:: What to do ::
Each word in the data below should be copied exactly; the images should not.
═══ Data for analysis
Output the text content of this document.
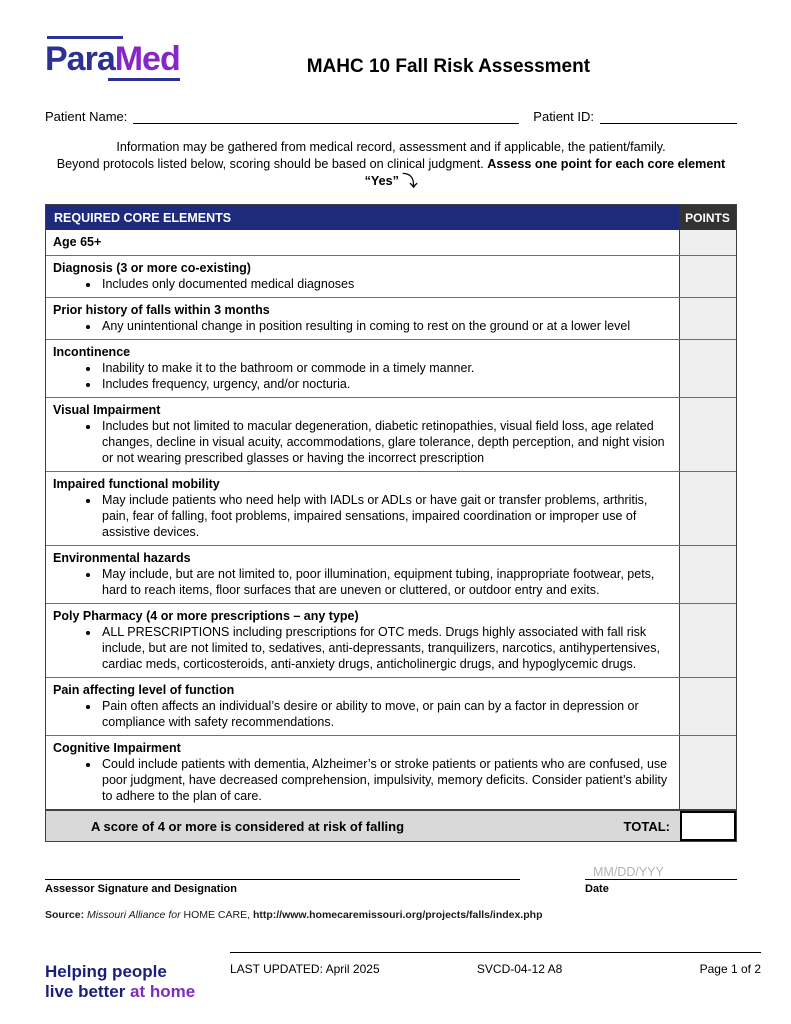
ParaMed	MAHC 10 Fall Risk Assessment
Patient Name:	Patient ID:
Information may be gathered from medical record, assessment and if applicable, the patient/family.
Beyond protocols listed below, scoring should be based on clinical judgment. Assess one point for each core element “Yes” ⤵
REQUIRED CORE ELEMENTS	POINTS
Age 65+
Diagnosis (3 or more co-existing)
• Includes only documented medical diagnoses
Prior history of falls within 3 months
• Any unintentional change in position resulting in coming to rest on the ground or at a lower level
Incontinence
• Inability to make it to the bathroom or commode in a timely manner.
• Includes frequency, urgency, and/or nocturia.
Visual Impairment
• Includes but not limited to macular degeneration, diabetic retinopathies, visual field loss, age related changes, decline in visual acuity, accommodations, glare tolerance, depth perception, and night vision or not wearing prescribed glasses or having the incorrect prescription
Impaired functional mobility
• May include patients who need help with IADLs or ADLs or have gait or transfer problems, arthritis, pain, fear of falling, foot problems, impaired sensations, impaired coordination or improper use of assistive devices.
Environmental hazards
• May include, but are not limited to, poor illumination, equipment tubing, inappropriate footwear, pets, hard to reach items, floor surfaces that are uneven or cluttered, or outdoor entry and exits.
Poly Pharmacy (4 or more prescriptions – any type)
• ALL PRESCRIPTIONS including prescriptions for OTC meds. Drugs highly associated with fall risk include, but are not limited to, sedatives, anti-depressants, tranquilizers, narcotics, antihypertensives, cardiac meds, corticosteroids, anti-anxiety drugs, anticholinergic drugs, and hypoglycemic drugs.
Pain affecting level of function
• Pain often affects an individual’s desire or ability to move, or pain can by a factor in depression or compliance with safety recommendations.
Cognitive Impairment
• Could include patients with dementia, Alzheimer’s or stroke patients or patients who are confused, use poor judgment, have decreased comprehension, impulsivity, memory deficits. Consider patient’s ability to adhere to the plan of care.
A score of 4 or more is considered at risk of falling	TOTAL:
Assessor Signature and Designation
MM/DD/YYY
Date
Source: Missouri Alliance for HOME CARE, http://www.homecaremissouri.org/projects/falls/index.php
Helping people
live better at home
LAST UPDATED: April 2025	SVCD-04-12 A8	Page 1 of 2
══════
:: Exercise answer ::
Output the text content of this document.
ParaMed	MAHC 10 Fall Risk Assessment
Patient Name:	Patient ID:
Information may be gathered from medical record, assessment and if applicable, the patient/family.
Beyond protocols listed below, scoring should be based on clinical judgment. Assess one point for each core element “Yes” ⤵
REQUIRED CORE ELEMENTS	POINTS
Age 65+
Diagnosis (3 or more co-existing)
• Includes only documented medical diagnoses
Prior history of falls within 3 months
• Any unintentional change in position resulting in coming to rest on the ground or at a lower level
Incontinence
• Inability to make it to the bathroom or commode in a timely manner.
• Includes frequency, urgency, and/or nocturia.
Visual Impairment
• Includes but not limited to macular degeneration, diabetic retinopathies, visual field loss, age related changes, decline in visual acuity, accommodations, glare tolerance, depth perception, and night vision or not wearing prescribed glasses or having the incorrect prescription
Impaired functional mobility
• May include patients who need help with IADLs or ADLs or have gait or transfer problems, arthritis, pain, fear of falling, foot problems, impaired sensations, impaired coordination or improper use of assistive devices.
Environmental hazards
• May include, but are not limited to, poor illumination, equipment tubing, inappropriate footwear, pets, hard to reach items, floor surfaces that are uneven or cluttered, or outdoor entry and exits.
Poly Pharmacy (4 or more prescriptions – any type)
• ALL PRESCRIPTIONS including prescriptions for OTC meds. Drugs highly associated with fall risk include, but are not limited to, sedatives, anti-depressants, tranquilizers, narcotics, antihypertensives, cardiac meds, corticosteroids, anti-anxiety drugs, anticholinergic drugs, and hypoglycemic drugs.
Pain affecting level of function
• Pain often affects an individual’s desire or ability to move, or pain can by a factor in depression or compliance with safety recommendations.
Cognitive Impairment
• Could include patients with dementia, Alzheimer’s or stroke patients or patients who are confused, use poor judgment, have decreased comprehension, impulsivity, memory deficits. Consider patient’s ability to adhere to the plan of care.
A score of 4 or more is considered at risk of falling	TOTAL:
Assessor Signature and Designation
MM/DD/YYY
Date
Source: Missouri Alliance for HOME CARE, http://www.homecaremissouri.org/projects/falls/index.php
Helping people
live better at home
LAST UPDATED: April 2025	SVCD-04-12 A8	Page 1 of 2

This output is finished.